#### Directions
Extract every entry word for word.

----------------------------------------

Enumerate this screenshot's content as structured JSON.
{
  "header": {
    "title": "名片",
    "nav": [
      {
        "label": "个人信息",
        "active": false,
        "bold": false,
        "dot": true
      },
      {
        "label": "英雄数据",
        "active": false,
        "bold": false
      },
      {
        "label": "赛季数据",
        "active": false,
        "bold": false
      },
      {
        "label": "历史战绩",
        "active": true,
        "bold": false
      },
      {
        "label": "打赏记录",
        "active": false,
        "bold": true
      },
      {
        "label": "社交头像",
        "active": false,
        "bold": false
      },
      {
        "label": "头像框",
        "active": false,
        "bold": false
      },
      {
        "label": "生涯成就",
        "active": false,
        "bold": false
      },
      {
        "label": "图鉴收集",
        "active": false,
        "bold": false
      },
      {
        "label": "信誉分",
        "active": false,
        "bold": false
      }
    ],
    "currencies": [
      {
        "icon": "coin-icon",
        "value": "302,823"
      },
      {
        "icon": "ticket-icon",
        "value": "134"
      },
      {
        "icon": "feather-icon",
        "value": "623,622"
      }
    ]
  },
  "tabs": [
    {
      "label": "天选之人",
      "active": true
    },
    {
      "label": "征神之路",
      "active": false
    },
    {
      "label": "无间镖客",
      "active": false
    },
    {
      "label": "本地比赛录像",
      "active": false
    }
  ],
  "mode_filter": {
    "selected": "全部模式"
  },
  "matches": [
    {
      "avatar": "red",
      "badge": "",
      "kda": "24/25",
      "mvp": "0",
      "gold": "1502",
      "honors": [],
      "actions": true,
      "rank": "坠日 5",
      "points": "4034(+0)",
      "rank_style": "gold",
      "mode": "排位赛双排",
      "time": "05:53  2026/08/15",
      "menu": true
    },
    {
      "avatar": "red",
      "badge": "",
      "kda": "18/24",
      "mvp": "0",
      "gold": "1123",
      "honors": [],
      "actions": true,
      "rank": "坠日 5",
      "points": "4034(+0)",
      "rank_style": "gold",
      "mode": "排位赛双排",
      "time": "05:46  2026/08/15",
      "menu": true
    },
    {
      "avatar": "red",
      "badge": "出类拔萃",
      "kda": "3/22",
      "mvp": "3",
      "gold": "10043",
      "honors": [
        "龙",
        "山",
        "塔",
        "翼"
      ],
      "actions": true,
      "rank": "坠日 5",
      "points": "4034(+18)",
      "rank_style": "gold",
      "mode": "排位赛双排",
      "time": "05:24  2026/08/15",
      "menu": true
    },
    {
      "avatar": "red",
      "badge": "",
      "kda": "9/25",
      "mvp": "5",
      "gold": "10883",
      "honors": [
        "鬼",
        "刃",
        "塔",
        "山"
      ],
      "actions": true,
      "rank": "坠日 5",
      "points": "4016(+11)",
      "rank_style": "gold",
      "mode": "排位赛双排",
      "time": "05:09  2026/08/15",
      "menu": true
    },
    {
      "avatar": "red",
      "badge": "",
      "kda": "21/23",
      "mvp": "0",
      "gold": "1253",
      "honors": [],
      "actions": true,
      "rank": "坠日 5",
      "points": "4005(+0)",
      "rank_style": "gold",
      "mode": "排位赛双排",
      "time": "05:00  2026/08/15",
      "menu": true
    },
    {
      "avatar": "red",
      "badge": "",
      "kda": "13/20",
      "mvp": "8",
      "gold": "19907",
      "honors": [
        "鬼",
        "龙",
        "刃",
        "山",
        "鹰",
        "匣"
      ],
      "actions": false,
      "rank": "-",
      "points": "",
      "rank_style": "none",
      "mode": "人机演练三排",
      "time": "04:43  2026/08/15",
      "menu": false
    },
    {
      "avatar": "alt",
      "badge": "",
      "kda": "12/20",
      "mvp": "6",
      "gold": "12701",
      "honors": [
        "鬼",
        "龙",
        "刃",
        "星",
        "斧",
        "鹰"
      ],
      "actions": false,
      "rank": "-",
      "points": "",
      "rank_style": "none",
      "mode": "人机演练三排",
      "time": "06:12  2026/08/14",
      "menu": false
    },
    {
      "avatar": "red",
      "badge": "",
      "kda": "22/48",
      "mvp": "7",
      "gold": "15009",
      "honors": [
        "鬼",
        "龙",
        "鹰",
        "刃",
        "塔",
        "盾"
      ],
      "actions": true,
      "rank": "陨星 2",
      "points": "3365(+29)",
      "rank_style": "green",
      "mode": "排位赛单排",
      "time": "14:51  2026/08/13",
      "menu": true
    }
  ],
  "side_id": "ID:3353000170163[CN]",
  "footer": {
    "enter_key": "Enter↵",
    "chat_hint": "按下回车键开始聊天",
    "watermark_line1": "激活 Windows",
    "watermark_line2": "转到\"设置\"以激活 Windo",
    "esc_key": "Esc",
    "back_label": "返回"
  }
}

----------------------------------------

#### Task response
Enumerate this screenshot's content as structured JSON.
{
  "header": {
    "title": "名片",
    "nav": [
      {
        "label": "个人信息",
        "active": false,
        "bold": false,
        "dot": true
      },
      {
        "label": "英雄数据",
        "active": false,
        "bold": false
      },
      {
        "label": "赛季数据",
        "active": false,
        "bold": false
      },
      {
        "label": "历史战绩",
        "active": true,
        "bold": false
      },
      {
        "label": "打赏记录",
        "active": false,
        "bold": true
      },
      {
        "label": "社交头像",
        "active": false,
        "bold": false
      },
      {
        "label": "头像框",
        "active": false,
        "bold": false
      },
      {
        "label": "生涯成就",
        "active": false,
        "bold": false
      },
      {
        "label": "图鉴收集",
        "active": false,
        "bold": false
      },
      {
        "label": "信誉分",
        "active": false,
        "bold": false
      }
    ],
    "currencies": [
      {
        "icon": "coin-icon",
        "value": "302,823"
      },
      {
        "icon": "ticket-icon",
        "value": "134"
      },
      {
        "icon": "feather-icon",
        "value": "623,622"
      }
    ]
  },
  "tabs": [
    {
      "label": "天选之人",
      "active": true
    },
    {
      "label": "征神之路",
      "active": false
    },
    {
      "label": "无间镖客",
      "active": false
    },
    {
      "label": "本地比赛录像",
      "active": false
    }
  ],
  "mode_filter": {
    "selected": "全部模式"
  },
  "matches": [
    {
      "avatar": "red",
      "badge": "",
      "kda": "24/25",
      "mvp": "0",
      "gold": "1502",
      "honors": [],
      "actions": true,
      "rank": "坠日 5",
      "points": "4034(+0)",
      "rank_style": "gold",
      "mode": "排位赛双排",
      "time": "05:53  2026/08/15",
      "menu": true
    },
    {
      "avatar": "red",
      "badge": "",
      "kda": "18/24",
      "mvp": "0",
      "gold": "1123",
      "honors": [],
      "actions": true,
      "rank": "坠日 5",
      "points": "4034(+0)",
      "rank_style": "gold",
      "mode": "排位赛双排",
      "time": "05:46  2026/08/15",
      "menu": true
    },
    {
      "avatar": "red",
      "badge": "出类拔萃",
      "kda": "3/22",
      "mvp": "3",
      "gold": "10043",
      "honors": [
        "龙",
        "山",
        "塔",
        "翼"
      ],
      "actions": true,
      "rank": "坠日 5",
      "points": "4034(+18)",
      "rank_style": "gold",
      "mode": "排位赛双排",
      "time": "05:24  2026/08/15",
      "menu": true
    },
    {
      "avatar": "red",
      "badge": "",
      "kda": "9/25",
      "mvp": "5",
      "gold": "10883",
      "honors": [
        "鬼",
        "刃",
        "塔",
        "山"
      ],
      "actions": true,
      "rank": "坠日 5",
      "points": "4016(+11)",
      "rank_style": "gold",
      "mode": "排位赛双排",
      "time": "05:09  2026/08/15",
      "menu": true
    },
    {
      "avatar": "red",
      "badge": "",
      "kda": "21/23",
      "mvp": "0",
      "gold": "1253",
      "honors": [],
      "actions": true,
      "rank": "坠日 5",
      "points": "4005(+0)",
      "rank_style": "gold",
      "mode": "排位赛双排",
      "time": "05:00  2026/08/15",
      "menu": true
    },
    {
      "avatar": "red",
      "badge": "",
      "kda": "13/20",
      "mvp": "8",
      "gold": "19907",
      "honors": [
        "鬼",
        "龙",
        "刃",
        "山",
        "鹰",
        "匣"
      ],
      "actions": false,
      "rank": "-",
      "points": "",
      "rank_style": "none",
      "mode": "人机演练三排",
      "time": "04:43  2026/08/15",
      "menu": false
    },
    {
      "avatar": "alt",
      "badge": "",
      "kda": "12/20",
      "mvp": "6",
      "gold": "12701",
      "honors": [
        "鬼",
        "龙",
        "刃",
        "星",
        "斧",
        "鹰"
      ],
      "actions": false,
      "rank": "-",
      "points": "",
      "rank_style": "none",
      "mode": "人机演练三排",
      "time": "06:12  2026/08/14",
      "menu": false
    },
    {
      "avatar": "red",
      "badge": "",
      "kda": "22/48",
      "mvp": "7",
      "gold": "15009",
      "honors": [
        "鬼",
        "龙",
        "鹰",
        "刃",
        "塔",
        "盾"
      ],
      "actions": true,
      "rank": "陨星 2",
      "points": "3365(+29)",
      "rank_style": "green",
      "mode": "排位赛单排",
      "time": "14:51  2026/08/13",
      "menu": true
    }
  ],
  "side_id": "ID:3353000170163[CN]",
  "footer": {
    "enter_key": "Enter↵",
    "chat_hint": "按下回车键开始聊天",
    "watermark_line1": "激活 Windows",
    "watermark_line2": "转到\"设置\"以激活 Windo",
    "esc_key": "Esc",
    "back_label": "返回"
  }
}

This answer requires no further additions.